Leave out the pictures and copy every record exactly.

[Data excerpts]
==============================

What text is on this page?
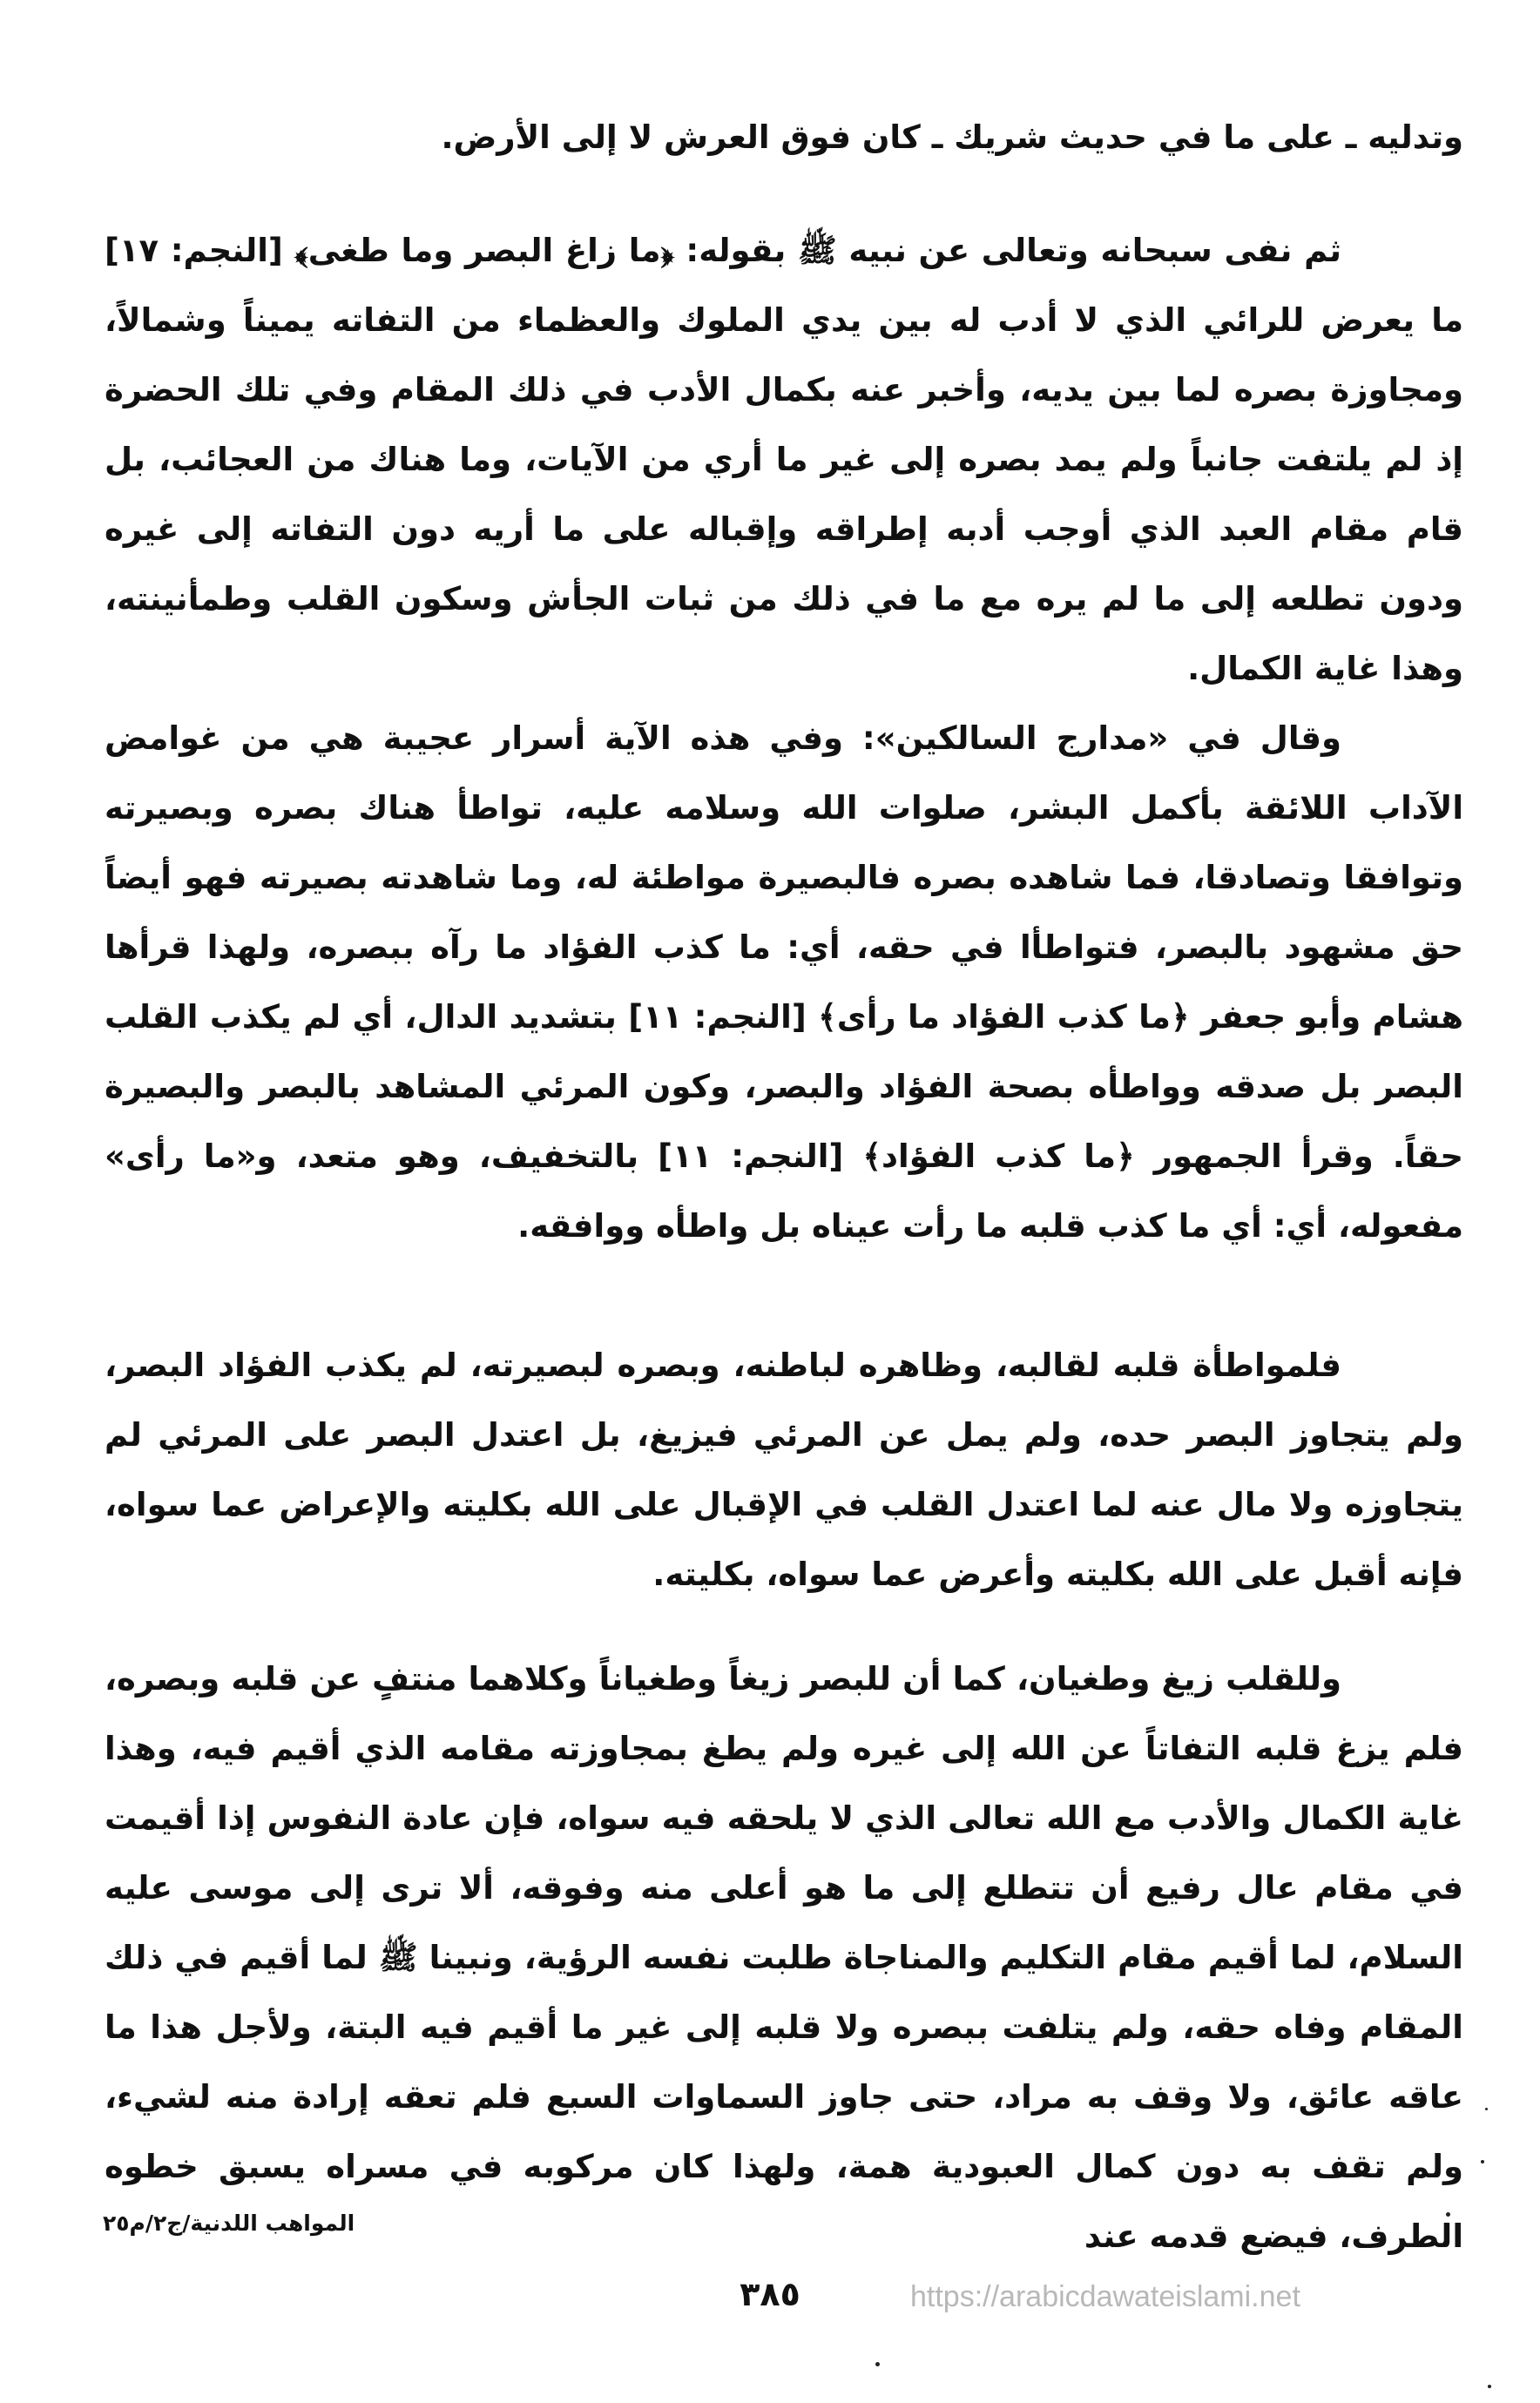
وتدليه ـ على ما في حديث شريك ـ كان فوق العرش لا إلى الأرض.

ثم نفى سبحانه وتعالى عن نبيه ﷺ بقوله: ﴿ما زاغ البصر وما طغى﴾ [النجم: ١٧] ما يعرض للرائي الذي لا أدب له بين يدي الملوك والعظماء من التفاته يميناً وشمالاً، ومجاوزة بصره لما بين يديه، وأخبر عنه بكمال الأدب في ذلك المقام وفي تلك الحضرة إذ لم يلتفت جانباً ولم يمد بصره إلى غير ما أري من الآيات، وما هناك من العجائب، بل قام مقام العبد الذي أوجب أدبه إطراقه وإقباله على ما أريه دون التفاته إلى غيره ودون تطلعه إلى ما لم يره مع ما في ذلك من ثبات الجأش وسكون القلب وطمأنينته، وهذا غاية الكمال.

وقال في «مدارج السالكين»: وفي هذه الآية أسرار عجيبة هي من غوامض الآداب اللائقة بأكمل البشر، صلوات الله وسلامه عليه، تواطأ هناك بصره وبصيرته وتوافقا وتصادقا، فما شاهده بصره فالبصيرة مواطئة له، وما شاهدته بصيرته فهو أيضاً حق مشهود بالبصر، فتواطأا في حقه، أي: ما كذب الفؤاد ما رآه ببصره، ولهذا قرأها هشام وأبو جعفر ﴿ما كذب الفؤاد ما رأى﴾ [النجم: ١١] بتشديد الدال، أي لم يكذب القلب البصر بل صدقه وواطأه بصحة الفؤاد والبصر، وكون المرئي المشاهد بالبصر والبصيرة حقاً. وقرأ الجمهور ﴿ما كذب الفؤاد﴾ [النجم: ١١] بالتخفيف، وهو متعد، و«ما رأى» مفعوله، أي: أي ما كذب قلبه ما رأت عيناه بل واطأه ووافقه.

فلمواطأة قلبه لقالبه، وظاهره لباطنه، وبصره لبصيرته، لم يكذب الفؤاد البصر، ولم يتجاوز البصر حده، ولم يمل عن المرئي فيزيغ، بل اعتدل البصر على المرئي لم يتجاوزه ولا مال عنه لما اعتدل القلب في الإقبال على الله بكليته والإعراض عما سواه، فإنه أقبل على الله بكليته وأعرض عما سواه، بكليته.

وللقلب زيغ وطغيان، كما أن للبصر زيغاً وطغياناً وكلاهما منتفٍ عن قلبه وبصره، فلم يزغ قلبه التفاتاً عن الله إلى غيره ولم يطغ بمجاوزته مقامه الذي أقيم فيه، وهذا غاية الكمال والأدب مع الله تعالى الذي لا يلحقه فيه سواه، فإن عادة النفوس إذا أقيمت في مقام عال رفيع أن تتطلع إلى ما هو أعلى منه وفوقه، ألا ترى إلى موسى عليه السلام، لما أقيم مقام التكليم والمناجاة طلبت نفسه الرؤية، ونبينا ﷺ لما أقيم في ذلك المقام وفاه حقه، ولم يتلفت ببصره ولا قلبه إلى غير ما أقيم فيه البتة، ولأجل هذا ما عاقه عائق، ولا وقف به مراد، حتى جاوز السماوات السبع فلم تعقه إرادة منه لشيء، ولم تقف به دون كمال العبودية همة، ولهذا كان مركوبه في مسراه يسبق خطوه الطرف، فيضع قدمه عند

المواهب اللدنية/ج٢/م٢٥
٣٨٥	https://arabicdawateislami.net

==============================

Solved problem:
What text is on this page?
وتدليه ـ على ما في حديث شريك ـ كان فوق العرش لا إلى الأرض.

ثم نفى سبحانه وتعالى عن نبيه ﷺ بقوله: ﴿ما زاغ البصر وما طغى﴾ [النجم: ١٧] ما يعرض للرائي الذي لا أدب له بين يدي الملوك والعظماء من التفاته يميناً وشمالاً، ومجاوزة بصره لما بين يديه، وأخبر عنه بكمال الأدب في ذلك المقام وفي تلك الحضرة إذ لم يلتفت جانباً ولم يمد بصره إلى غير ما أري من الآيات، وما هناك من العجائب، بل قام مقام العبد الذي أوجب أدبه إطراقه وإقباله على ما أريه دون التفاته إلى غيره ودون تطلعه إلى ما لم يره مع ما في ذلك من ثبات الجأش وسكون القلب وطمأنينته، وهذا غاية الكمال.

وقال في «مدارج السالكين»: وفي هذه الآية أسرار عجيبة هي من غوامض الآداب اللائقة بأكمل البشر، صلوات الله وسلامه عليه، تواطأ هناك بصره وبصيرته وتوافقا وتصادقا، فما شاهده بصره فالبصيرة مواطئة له، وما شاهدته بصيرته فهو أيضاً حق مشهود بالبصر، فتواطأا في حقه، أي: ما كذب الفؤاد ما رآه ببصره، ولهذا قرأها هشام وأبو جعفر ﴿ما كذب الفؤاد ما رأى﴾ [النجم: ١١] بتشديد الدال، أي لم يكذب القلب البصر بل صدقه وواطأه بصحة الفؤاد والبصر، وكون المرئي المشاهد بالبصر والبصيرة حقاً. وقرأ الجمهور ﴿ما كذب الفؤاد﴾ [النجم: ١١] بالتخفيف، وهو متعد، و«ما رأى» مفعوله، أي: أي ما كذب قلبه ما رأت عيناه بل واطأه ووافقه.

فلمواطأة قلبه لقالبه، وظاهره لباطنه، وبصره لبصيرته، لم يكذب الفؤاد البصر، ولم يتجاوز البصر حده، ولم يمل عن المرئي فيزيغ، بل اعتدل البصر على المرئي لم يتجاوزه ولا مال عنه لما اعتدل القلب في الإقبال على الله بكليته والإعراض عما سواه، فإنه أقبل على الله بكليته وأعرض عما سواه، بكليته.

وللقلب زيغ وطغيان، كما أن للبصر زيغاً وطغياناً وكلاهما منتفٍ عن قلبه وبصره، فلم يزغ قلبه التفاتاً عن الله إلى غيره ولم يطغ بمجاوزته مقامه الذي أقيم فيه، وهذا غاية الكمال والأدب مع الله تعالى الذي لا يلحقه فيه سواه، فإن عادة النفوس إذا أقيمت في مقام عال رفيع أن تتطلع إلى ما هو أعلى منه وفوقه، ألا ترى إلى موسى عليه السلام، لما أقيم مقام التكليم والمناجاة طلبت نفسه الرؤية، ونبينا ﷺ لما أقيم في ذلك المقام وفاه حقه، ولم يتلفت ببصره ولا قلبه إلى غير ما أقيم فيه البتة، ولأجل هذا ما عاقه عائق، ولا وقف به مراد، حتى جاوز السماوات السبع فلم تعقه إرادة منه لشيء، ولم تقف به دون كمال العبودية همة، ولهذا كان مركوبه في مسراه يسبق خطوه الطرف، فيضع قدمه عند

المواهب اللدنية/ج٢/م٢٥
٣٨٥	https://arabicdawateislami.net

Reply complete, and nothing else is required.